-- Begin --

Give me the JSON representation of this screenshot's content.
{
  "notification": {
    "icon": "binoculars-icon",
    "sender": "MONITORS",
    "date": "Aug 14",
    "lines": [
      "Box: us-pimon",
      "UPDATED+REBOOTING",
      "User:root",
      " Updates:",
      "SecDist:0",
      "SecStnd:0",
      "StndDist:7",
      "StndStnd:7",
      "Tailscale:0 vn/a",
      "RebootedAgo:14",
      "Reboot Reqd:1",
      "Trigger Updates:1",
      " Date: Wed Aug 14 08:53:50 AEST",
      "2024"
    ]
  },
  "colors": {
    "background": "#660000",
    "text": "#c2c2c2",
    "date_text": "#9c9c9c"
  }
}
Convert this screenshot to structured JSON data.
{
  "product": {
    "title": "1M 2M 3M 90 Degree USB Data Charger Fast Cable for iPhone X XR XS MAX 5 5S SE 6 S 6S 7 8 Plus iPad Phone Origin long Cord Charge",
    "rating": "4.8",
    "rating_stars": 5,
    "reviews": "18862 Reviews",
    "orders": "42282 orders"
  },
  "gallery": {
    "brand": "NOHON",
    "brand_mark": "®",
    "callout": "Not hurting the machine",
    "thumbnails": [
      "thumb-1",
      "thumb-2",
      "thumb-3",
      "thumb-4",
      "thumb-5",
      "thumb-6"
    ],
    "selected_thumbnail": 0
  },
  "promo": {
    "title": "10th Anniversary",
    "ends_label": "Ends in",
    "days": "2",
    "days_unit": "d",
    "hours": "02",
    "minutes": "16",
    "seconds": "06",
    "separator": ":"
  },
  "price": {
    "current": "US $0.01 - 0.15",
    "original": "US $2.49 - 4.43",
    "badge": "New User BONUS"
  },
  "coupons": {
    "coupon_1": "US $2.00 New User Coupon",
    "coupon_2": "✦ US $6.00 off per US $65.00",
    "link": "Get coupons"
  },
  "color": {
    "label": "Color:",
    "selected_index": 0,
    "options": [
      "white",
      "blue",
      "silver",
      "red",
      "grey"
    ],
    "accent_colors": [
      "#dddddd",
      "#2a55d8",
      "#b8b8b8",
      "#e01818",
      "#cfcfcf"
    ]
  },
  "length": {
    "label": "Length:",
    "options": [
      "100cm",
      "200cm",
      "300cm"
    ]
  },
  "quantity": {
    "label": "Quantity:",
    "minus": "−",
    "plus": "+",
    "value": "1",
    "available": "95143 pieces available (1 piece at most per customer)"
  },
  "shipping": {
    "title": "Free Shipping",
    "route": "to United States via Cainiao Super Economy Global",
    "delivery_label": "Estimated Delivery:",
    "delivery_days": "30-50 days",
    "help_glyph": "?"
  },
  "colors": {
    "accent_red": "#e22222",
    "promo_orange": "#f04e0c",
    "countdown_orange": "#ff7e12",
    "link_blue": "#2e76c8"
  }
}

-- End --

**Required work:**
Print the material verbatim, all of it.

**The response:**
Give me the JSON representation of this screenshot's content.
{
  "notification": {
    "icon": "binoculars-icon",
    "sender": "MONITORS",
    "date": "Aug 14",
    "lines": [
      "Box: us-pimon",
      "UPDATED+REBOOTING",
      "User:root",
      " Updates:",
      "SecDist:0",
      "SecStnd:0",
      "StndDist:7",
      "StndStnd:7",
      "Tailscale:0 vn/a",
      "RebootedAgo:14",
      "Reboot Reqd:1",
      "Trigger Updates:1",
      " Date: Wed Aug 14 08:53:50 AEST",
      "2024"
    ]
  },
  "colors": {
    "background": "#660000",
    "text": "#c2c2c2",
    "date_text": "#9c9c9c"
  }
}
Convert this screenshot to structured JSON data.
{
  "product": {
    "title": "1M 2M 3M 90 Degree USB Data Charger Fast Cable for iPhone X XR XS MAX 5 5S SE 6 S 6S 7 8 Plus iPad Phone Origin long Cord Charge",
    "rating": "4.8",
    "rating_stars": 5,
    "reviews": "18862 Reviews",
    "orders": "42282 orders"
  },
  "gallery": {
    "brand": "NOHON",
    "brand_mark": "®",
    "callout": "Not hurting the machine",
    "thumbnails": [
      "thumb-1",
      "thumb-2",
      "thumb-3",
      "thumb-4",
      "thumb-5",
      "thumb-6"
    ],
    "selected_thumbnail": 0
  },
  "promo": {
    "title": "10th Anniversary",
    "ends_label": "Ends in",
    "days": "2",
    "days_unit": "d",
    "hours": "02",
    "minutes": "16",
    "seconds": "06",
    "separator": ":"
  },
  "price": {
    "current": "US $0.01 - 0.15",
    "original": "US $2.49 - 4.43",
    "badge": "New User BONUS"
  },
  "coupons": {
    "coupon_1": "US $2.00 New User Coupon",
    "coupon_2": "✦ US $6.00 off per US $65.00",
    "link": "Get coupons"
  },
  "color": {
    "label": "Color:",
    "selected_index": 0,
    "options": [
      "white",
      "blue",
      "silver",
      "red",
      "grey"
    ],
    "accent_colors": [
      "#dddddd",
      "#2a55d8",
      "#b8b8b8",
      "#e01818",
      "#cfcfcf"
    ]
  },
  "length": {
    "label": "Length:",
    "options": [
      "100cm",
      "200cm",
      "300cm"
    ]
  },
  "quantity": {
    "label": "Quantity:",
    "minus": "−",
    "plus": "+",
    "value": "1",
    "available": "95143 pieces available (1 piece at most per customer)"
  },
  "shipping": {
    "title": "Free Shipping",
    "route": "to United States via Cainiao Super Economy Global",
    "delivery_label": "Estimated Delivery:",
    "delivery_days": "30-50 days",
    "help_glyph": "?"
  },
  "colors": {
    "accent_red": "#e22222",
    "promo_orange": "#f04e0c",
    "countdown_orange": "#ff7e12",
    "link_blue": "#2e76c8"
  }
}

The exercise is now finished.